Records excerpted from a collection
** START **

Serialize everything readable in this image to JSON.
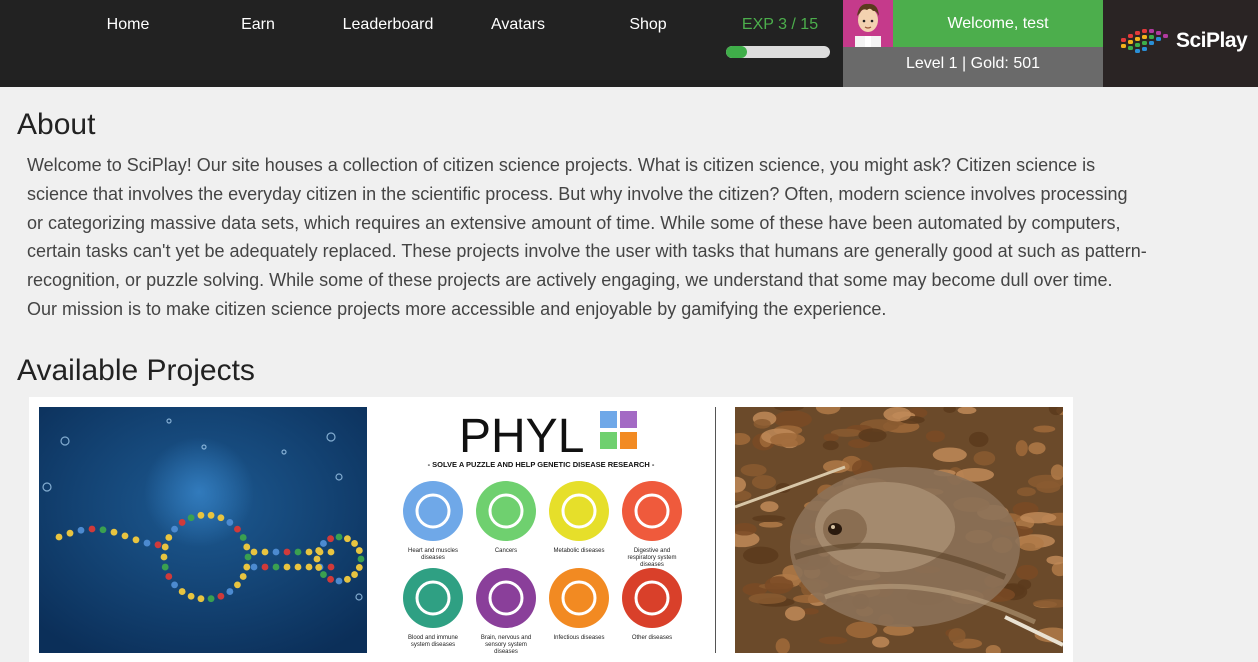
{
  "nav": {
    "items": [
      {
        "label": "Home"
      },
      {
        "label": "Earn"
      },
      {
        "label": "Leaderboard"
      },
      {
        "label": "Avatars"
      },
      {
        "label": "Shop"
      }
    ]
  },
  "user": {
    "exp_label": "EXP 3 / 15",
    "exp_fraction": 0.2,
    "welcome": "Welcome, test",
    "stats": "Level 1 | Gold: 501"
  },
  "brand": {
    "logo_text": "SciPlay"
  },
  "about": {
    "heading": "About",
    "body": "Welcome to SciPlay! Our site houses a collection of citizen science projects. What is citizen science, you might ask? Citizen science is science that involves the everyday citizen in the scientific process. But why involve the citizen? Often, modern science involves processing or categorizing massive data sets, which requires an extensive amount of time. While some of these have been automated by computers, certain tasks can't yet be adequately replaced. These projects involve the user with tasks that humans are generally good at such as pattern-recognition, or puzzle solving. While some of these projects are actively engaging, we understand that some may become dull over time. Our mission is to make citizen science projects more accessible and enjoyable by gamifying the experience."
  },
  "projects": {
    "heading": "Available Projects",
    "phylo": {
      "title": "PHYL",
      "subtitle": "- SOLVE A PUZZLE AND HELP GENETIC DISEASE RESEARCH -",
      "categories": [
        {
          "label1": "Heart and muscles",
          "label2": "diseases",
          "label3": "",
          "color": "#6fa8e8"
        },
        {
          "label1": "Cancers",
          "label2": "",
          "label3": "",
          "color": "#6fd06f"
        },
        {
          "label1": "Metabolic diseases",
          "label2": "",
          "label3": "",
          "color": "#e6df2a"
        },
        {
          "label1": "Digestive and",
          "label2": "respiratory system",
          "label3": "diseases",
          "color": "#ef5a3c"
        },
        {
          "label1": "Blood and immune",
          "label2": "system diseases",
          "label3": "",
          "color": "#2fa083"
        },
        {
          "label1": "Brain, nervous and",
          "label2": "sensory system",
          "label3": "diseases",
          "color": "#8a3f9a"
        },
        {
          "label1": "Infectious diseases",
          "label2": "",
          "label3": "",
          "color": "#f28a22"
        },
        {
          "label1": "Other diseases",
          "label2": "",
          "label3": "",
          "color": "#d9402a"
        }
      ]
    }
  },
  "colors": {
    "navbar": "#222222",
    "accent": "#4cae4c",
    "stats_bg": "#6a6a6a"
  }
}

** END **

◆ Directions for this task
Compute the number of lines above that contain the string "diseases". Reply with that value only.

◆ The response
7